— Stated goal —
Repeat each entry exactly and drop the pictures.

'''

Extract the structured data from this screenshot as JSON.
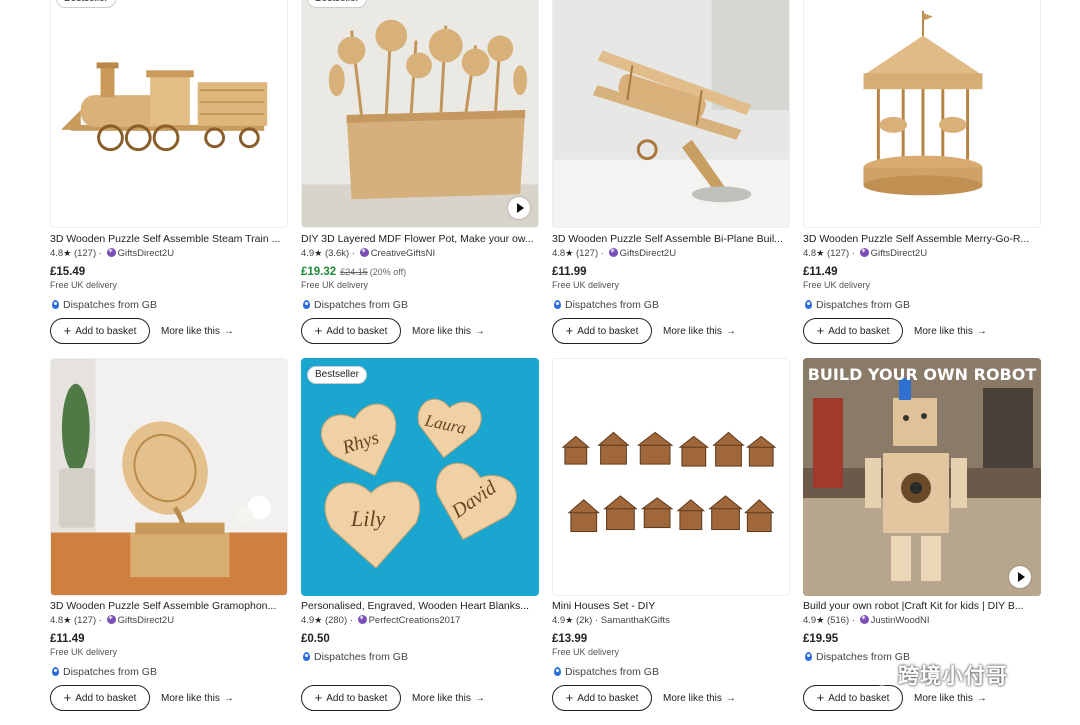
{
  "products": [
    {
      "badge": "Bestseller",
      "title": "3D Wooden Puzzle Self Assemble Steam Train ...",
      "rating": "4.8",
      "reviews": "(127)",
      "seller": "GiftsDirect2U",
      "price": "£15.49",
      "delivery": "Free UK delivery",
      "dispatch": "Dispatches from GB",
      "basket": "Add to basket",
      "more": "More like this"
    },
    {
      "badge": "Bestseller",
      "title": "DIY 3D Layered MDF Flower Pot, Make your ow...",
      "rating": "4.9",
      "reviews": "(3.6k)",
      "seller": "CreativeGiftsNI",
      "price": "£19.32",
      "was": "£24.15",
      "off": "(20% off)",
      "delivery": "Free UK delivery",
      "dispatch": "Dispatches from GB",
      "basket": "Add to basket",
      "more": "More like this"
    },
    {
      "title": "3D Wooden Puzzle Self Assemble Bi-Plane Buil...",
      "rating": "4.8",
      "reviews": "(127)",
      "seller": "GiftsDirect2U",
      "price": "£11.99",
      "delivery": "Free UK delivery",
      "dispatch": "Dispatches from GB",
      "basket": "Add to basket",
      "more": "More like this"
    },
    {
      "title": "3D Wooden Puzzle Self Assemble Merry-Go-R...",
      "rating": "4.8",
      "reviews": "(127)",
      "seller": "GiftsDirect2U",
      "price": "£11.49",
      "delivery": "Free UK delivery",
      "dispatch": "Dispatches from GB",
      "basket": "Add to basket",
      "more": "More like this"
    },
    {
      "title": "3D Wooden Puzzle Self Assemble Gramophon...",
      "rating": "4.8",
      "reviews": "(127)",
      "seller": "GiftsDirect2U",
      "price": "£11.49",
      "delivery": "Free UK delivery",
      "dispatch": "Dispatches from GB",
      "basket": "Add to basket",
      "more": "More like this"
    },
    {
      "badge": "Bestseller",
      "title": "Personalised, Engraved, Wooden Heart Blanks...",
      "rating": "4.9",
      "reviews": "(280)",
      "seller": "PerfectCreations2017",
      "price": "£0.50",
      "dispatch": "Dispatches from GB",
      "basket": "Add to basket",
      "more": "More like this",
      "hearts": [
        "Rhys",
        "Laura",
        "Lily",
        "David"
      ]
    },
    {
      "title": "Mini Houses Set - DIY",
      "rating": "4.9",
      "reviews": "(2k)",
      "seller": "SamanthaKGifts",
      "price": "£13.99",
      "delivery": "Free UK delivery",
      "dispatch": "Dispatches from GB",
      "basket": "Add to basket",
      "more": "More like this"
    },
    {
      "title": "Build your own robot |Craft Kit for kids | DIY B...",
      "rating": "4.9",
      "reviews": "(516)",
      "seller": "JustinWoodNI",
      "price": "£19.95",
      "dispatch": "Dispatches from GB",
      "basket": "Add to basket",
      "more": "More like this",
      "image_caption": "BUILD YOUR OWN ROBOT"
    }
  ],
  "watermark": "跨境小付哥",
  "colors": {
    "sale_price": "#1f8a3a",
    "seller_icon": "#7a4fb5",
    "pin": "#2a6fdb",
    "heart_bg": "#1ba6cf"
  }
}
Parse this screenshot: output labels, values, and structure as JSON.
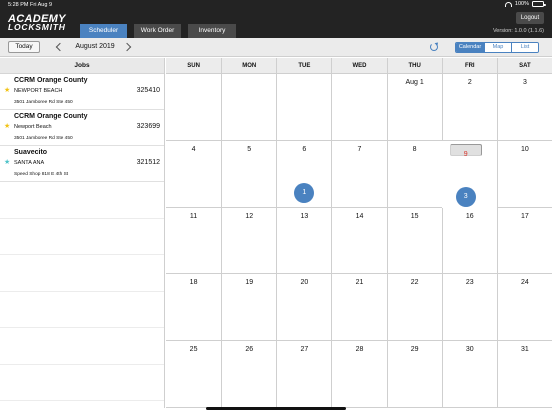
{
  "status_bar": {
    "time": "5:28 PM",
    "date": "Fri Aug 9",
    "battery": "100%"
  },
  "header": {
    "logo_line1": "ACADEMY",
    "logo_line2": "LOCKSMITH",
    "tabs": [
      {
        "label": "Scheduler"
      },
      {
        "label": "Work Order"
      },
      {
        "label": "Inventory"
      }
    ],
    "logout_label": "Logout",
    "version": "Version: 1.0.0 (1.1.6)"
  },
  "toolbar": {
    "today_label": "Today",
    "month": "August 2019",
    "views": [
      {
        "label": "Calendar"
      },
      {
        "label": "Map"
      },
      {
        "label": "List"
      }
    ]
  },
  "jobs": {
    "header": "Jobs",
    "items": [
      {
        "name": "CCRM Orange County",
        "city": "NEWPORT BEACH",
        "number": "325410",
        "address": "3501 Jamboree Rd Ste 450",
        "star_color": "#f2c315"
      },
      {
        "name": "CCRM Orange County",
        "city": "Newport Beach",
        "number": "323699",
        "address": "3501 Jamboree Rd Ste 450",
        "star_color": "#f2c315"
      },
      {
        "name": "Suavecito",
        "city": "SANTA ANA",
        "number": "321512",
        "address": "Speed Shop 818 E 4th St",
        "star_color": "#4fc3c9"
      }
    ]
  },
  "calendar": {
    "days": [
      "SUN",
      "MON",
      "TUE",
      "WED",
      "THU",
      "FRI",
      "SAT"
    ],
    "cells": [
      {
        "d": ""
      },
      {
        "d": ""
      },
      {
        "d": ""
      },
      {
        "d": ""
      },
      {
        "d": "Aug 1"
      },
      {
        "d": "2"
      },
      {
        "d": "3"
      },
      {
        "d": "4"
      },
      {
        "d": "5"
      },
      {
        "d": "6",
        "count": "1"
      },
      {
        "d": "7"
      },
      {
        "d": "8"
      },
      {
        "d": "9",
        "count": "3",
        "today": true
      },
      {
        "d": "10"
      },
      {
        "d": "11"
      },
      {
        "d": "12"
      },
      {
        "d": "13"
      },
      {
        "d": "14"
      },
      {
        "d": "15"
      },
      {
        "d": "16"
      },
      {
        "d": "17"
      },
      {
        "d": "18"
      },
      {
        "d": "19"
      },
      {
        "d": "20"
      },
      {
        "d": "21"
      },
      {
        "d": "22"
      },
      {
        "d": "23"
      },
      {
        "d": "24"
      },
      {
        "d": "25"
      },
      {
        "d": "26"
      },
      {
        "d": "27"
      },
      {
        "d": "28"
      },
      {
        "d": "29"
      },
      {
        "d": "30"
      },
      {
        "d": "31"
      }
    ]
  },
  "colors": {
    "accent": "#4a82c0",
    "header_bg": "#232323",
    "today_text": "#d9342b"
  }
}
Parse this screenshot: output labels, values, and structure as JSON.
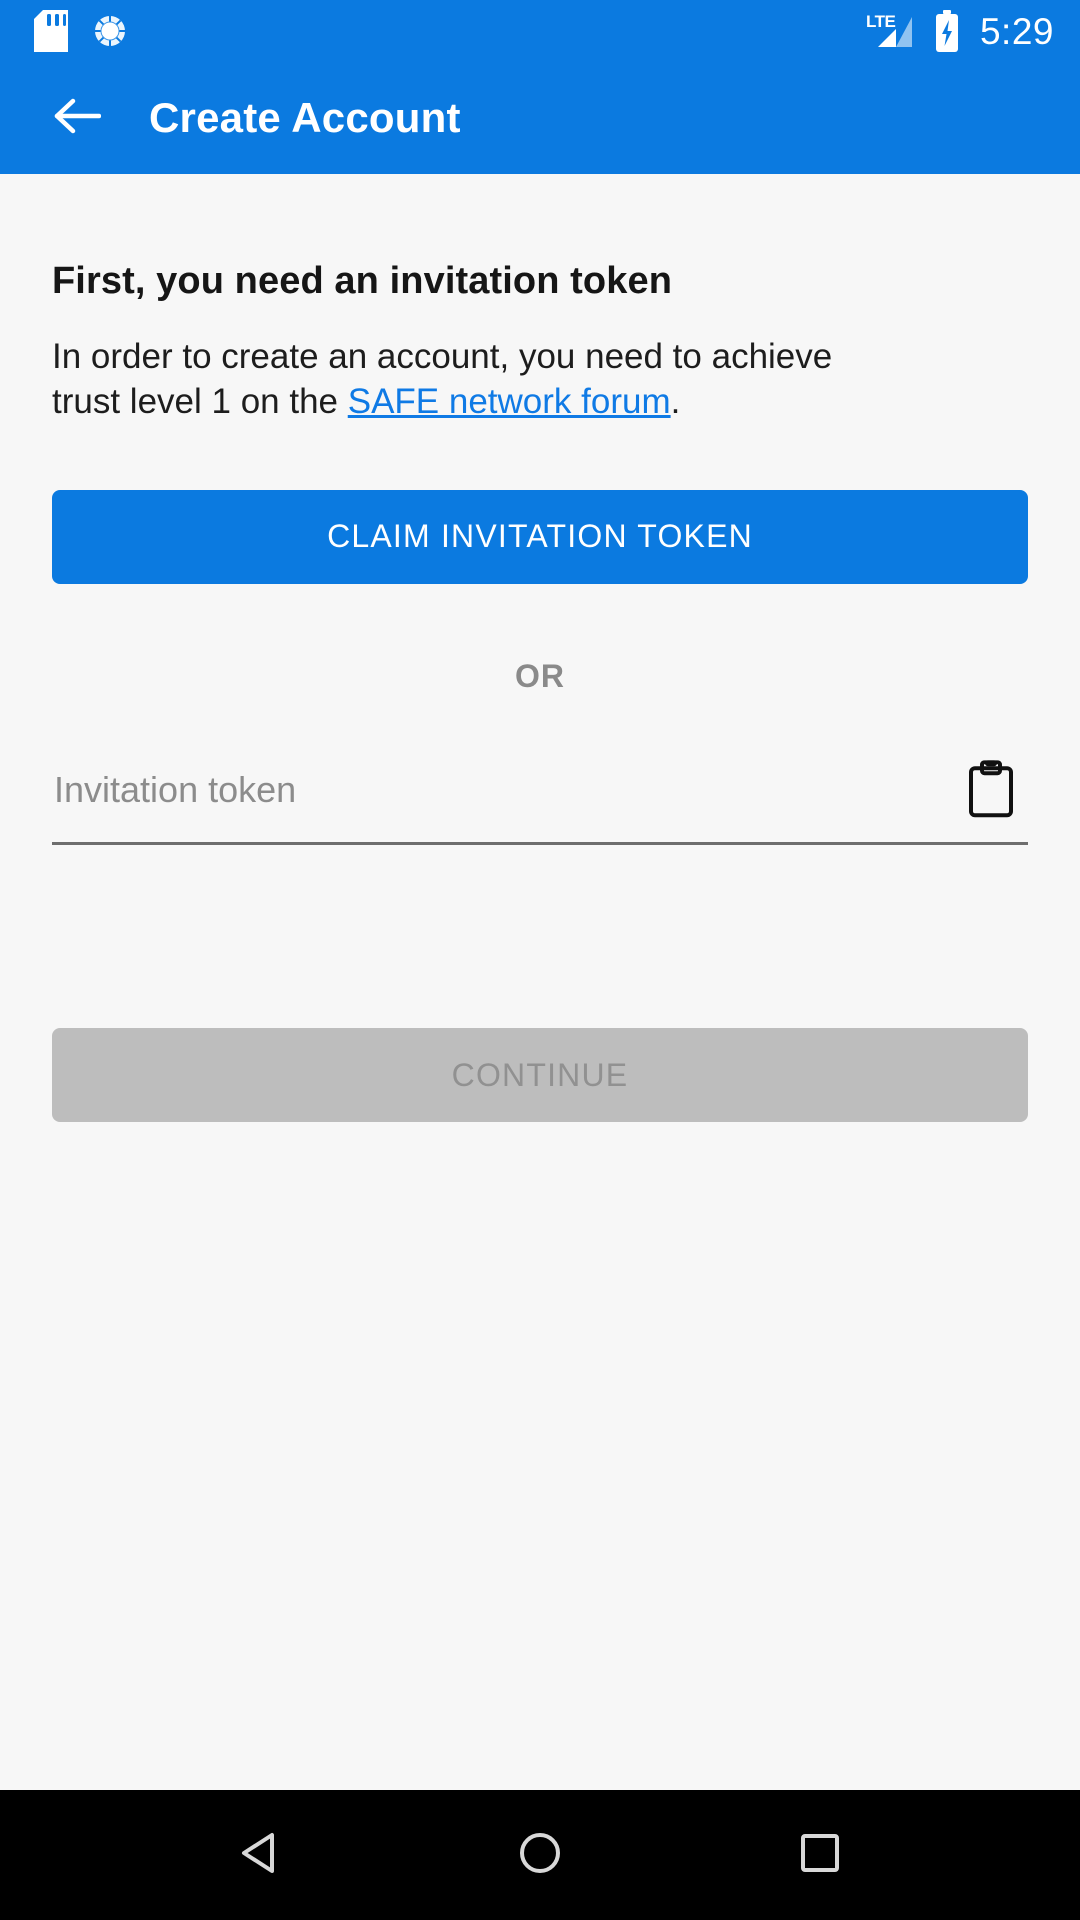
{
  "status_bar": {
    "time": "5:29",
    "network_label": "LTE",
    "icons": [
      "sd-card-icon",
      "sync-circle-icon",
      "lte-signal-icon",
      "battery-charging-icon"
    ],
    "background_color": "#0b7ae0",
    "foreground_color": "#ffffff"
  },
  "app_bar": {
    "title": "Create Account",
    "back_icon": "arrow-back-icon",
    "background_color": "#0b7ae0"
  },
  "main": {
    "heading": "First, you need an invitation token",
    "paragraph": {
      "before_link": "In order to create an account, you need to achieve trust level 1 on the ",
      "link_text": "SAFE network forum",
      "after_link": "."
    },
    "claim_button_label": "CLAIM INVITATION TOKEN",
    "divider_label": "OR",
    "token_field": {
      "placeholder": "Invitation token",
      "value": "",
      "paste_icon": "clipboard-paste-icon"
    },
    "continue_button_label": "CONTINUE",
    "continue_button_enabled": "false",
    "accent_color": "#0b7ae0",
    "link_color": "#0f7ae5",
    "disabled_button_color": "#bdbdbd",
    "disabled_button_text_color": "#919191",
    "background_color": "#f7f7f7"
  },
  "nav_bar": {
    "background_color": "#000000",
    "buttons": [
      {
        "name": "back",
        "icon": "triangle-back-icon"
      },
      {
        "name": "home",
        "icon": "circle-home-icon"
      },
      {
        "name": "recents",
        "icon": "square-recents-icon"
      }
    ]
  }
}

'''

— Response to this exercise —
Extract the structured data from this screenshot as JSON.
{
  "products": [
    {
      "badge": "Bestseller",
      "title": "3D Wooden Puzzle Self Assemble Steam Train ...",
      "rating": "4.8",
      "reviews": "(127)",
      "seller": "GiftsDirect2U",
      "price": "£15.49",
      "delivery": "Free UK delivery",
      "dispatch": "Dispatches from GB",
      "basket": "Add to basket",
      "more": "More like this"
    },
    {
      "badge": "Bestseller",
      "title": "DIY 3D Layered MDF Flower Pot, Make your ow...",
      "rating": "4.9",
      "reviews": "(3.6k)",
      "seller": "CreativeGiftsNI",
      "price": "£19.32",
      "was": "£24.15",
      "off": "(20% off)",
      "delivery": "Free UK delivery",
      "dispatch": "Dispatches from GB",
      "basket": "Add to basket",
      "more": "More like this"
    },
    {
      "title": "3D Wooden Puzzle Self Assemble Bi-Plane Buil...",
      "rating": "4.8",
      "reviews": "(127)",
      "seller": "GiftsDirect2U",
      "price": "£11.99",
      "delivery": "Free UK delivery",
      "dispatch": "Dispatches from GB",
      "basket": "Add to basket",
      "more": "More like this"
    },
    {
      "title": "3D Wooden Puzzle Self Assemble Merry-Go-R...",
      "rating": "4.8",
      "reviews": "(127)",
      "seller": "GiftsDirect2U",
      "price": "£11.49",
      "delivery": "Free UK delivery",
      "dispatch": "Dispatches from GB",
      "basket": "Add to basket",
      "more": "More like this"
    },
    {
      "title": "3D Wooden Puzzle Self Assemble Gramophon...",
      "rating": "4.8",
      "reviews": "(127)",
      "seller": "GiftsDirect2U",
      "price": "£11.49",
      "delivery": "Free UK delivery",
      "dispatch": "Dispatches from GB",
      "basket": "Add to basket",
      "more": "More like this"
    },
    {
      "badge": "Bestseller",
      "title": "Personalised, Engraved, Wooden Heart Blanks...",
      "rating": "4.9",
      "reviews": "(280)",
      "seller": "PerfectCreations2017",
      "price": "£0.50",
      "dispatch": "Dispatches from GB",
      "basket": "Add to basket",
      "more": "More like this",
      "hearts": [
        "Rhys",
        "Laura",
        "Lily",
        "David"
      ]
    },
    {
      "title": "Mini Houses Set - DIY",
      "rating": "4.9",
      "reviews": "(2k)",
      "seller": "SamanthaKGifts",
      "price": "£13.99",
      "delivery": "Free UK delivery",
      "dispatch": "Dispatches from GB",
      "basket": "Add to basket",
      "more": "More like this"
    },
    {
      "title": "Build your own robot |Craft Kit for kids | DIY B...",
      "rating": "4.9",
      "reviews": "(516)",
      "seller": "JustinWoodNI",
      "price": "£19.95",
      "dispatch": "Dispatches from GB",
      "basket": "Add to basket",
      "more": "More like this",
      "image_caption": "BUILD YOUR OWN ROBOT"
    }
  ],
  "watermark": "跨境小付哥",
  "colors": {
    "sale_price": "#1f8a3a",
    "seller_icon": "#7a4fb5",
    "pin": "#2a6fdb",
    "heart_bg": "#1ba6cf"
  }
}
Parse this screenshot: output labels, values, and structure as JSON.
{
  "status_bar": {
    "time": "5:28 PM",
    "date": "Fri Aug 9",
    "battery": "100%"
  },
  "header": {
    "logo_line1": "ACADEMY",
    "logo_line2": "LOCKSMITH",
    "tabs": [
      {
        "label": "Scheduler"
      },
      {
        "label": "Work Order"
      },
      {
        "label": "Inventory"
      }
    ],
    "logout_label": "Logout",
    "version": "Version: 1.0.0 (1.1.6)"
  },
  "toolbar": {
    "today_label": "Today",
    "month": "August 2019",
    "views": [
      {
        "label": "Calendar"
      },
      {
        "label": "Map"
      },
      {
        "label": "List"
      }
    ]
  },
  "jobs": {
    "header": "Jobs",
    "items": [
      {
        "name": "CCRM Orange County",
        "city": "NEWPORT BEACH",
        "number": "325410",
        "address": "3501 Jamboree Rd Ste 450",
        "star_color": "#f2c315"
      },
      {
        "name": "CCRM Orange County",
        "city": "Newport Beach",
        "number": "323699",
        "address": "3501 Jamboree Rd Ste 450",
        "star_color": "#f2c315"
      },
      {
        "name": "Suavecito",
        "city": "SANTA ANA",
        "number": "321512",
        "address": "Speed Shop 818 E 4th St",
        "star_color": "#4fc3c9"
      }
    ]
  },
  "calendar": {
    "days": [
      "SUN",
      "MON",
      "TUE",
      "WED",
      "THU",
      "FRI",
      "SAT"
    ],
    "cells": [
      {
        "d": ""
      },
      {
        "d": ""
      },
      {
        "d": ""
      },
      {
        "d": ""
      },
      {
        "d": "Aug 1"
      },
      {
        "d": "2"
      },
      {
        "d": "3"
      },
      {
        "d": "4"
      },
      {
        "d": "5"
      },
      {
        "d": "6",
        "count": "1"
      },
      {
        "d": "7"
      },
      {
        "d": "8"
      },
      {
        "d": "9",
        "count": "3",
        "today": true
      },
      {
        "d": "10"
      },
      {
        "d": "11"
      },
      {
        "d": "12"
      },
      {
        "d": "13"
      },
      {
        "d": "14"
      },
      {
        "d": "15"
      },
      {
        "d": "16"
      },
      {
        "d": "17"
      },
      {
        "d": "18"
      },
      {
        "d": "19"
      },
      {
        "d": "20"
      },
      {
        "d": "21"
      },
      {
        "d": "22"
      },
      {
        "d": "23"
      },
      {
        "d": "24"
      },
      {
        "d": "25"
      },
      {
        "d": "26"
      },
      {
        "d": "27"
      },
      {
        "d": "28"
      },
      {
        "d": "29"
      },
      {
        "d": "30"
      },
      {
        "d": "31"
      }
    ]
  },
  "colors": {
    "accent": "#4a82c0",
    "header_bg": "#232323",
    "today_text": "#d9342b"
  }
}
Parse this screenshot: output labels, values, and structure as JSON.
{
  "status_bar": {
    "time": "5:29",
    "network_label": "LTE",
    "icons": [
      "sd-card-icon",
      "sync-circle-icon",
      "lte-signal-icon",
      "battery-charging-icon"
    ],
    "background_color": "#0b7ae0",
    "foreground_color": "#ffffff"
  },
  "app_bar": {
    "title": "Create Account",
    "back_icon": "arrow-back-icon",
    "background_color": "#0b7ae0"
  },
  "main": {
    "heading": "First, you need an invitation token",
    "paragraph": {
      "before_link": "In order to create an account, you need to achieve trust level 1 on the ",
      "link_text": "SAFE network forum",
      "after_link": "."
    },
    "claim_button_label": "CLAIM INVITATION TOKEN",
    "divider_label": "OR",
    "token_field": {
      "placeholder": "Invitation token",
      "value": "",
      "paste_icon": "clipboard-paste-icon"
    },
    "continue_button_label": "CONTINUE",
    "continue_button_enabled": "false",
    "accent_color": "#0b7ae0",
    "link_color": "#0f7ae5",
    "disabled_button_color": "#bdbdbd",
    "disabled_button_text_color": "#919191",
    "background_color": "#f7f7f7"
  },
  "nav_bar": {
    "background_color": "#000000",
    "buttons": [
      {
        "name": "back",
        "icon": "triangle-back-icon"
      },
      {
        "name": "home",
        "icon": "circle-home-icon"
      },
      {
        "name": "recents",
        "icon": "square-recents-icon"
      }
    ]
  }
}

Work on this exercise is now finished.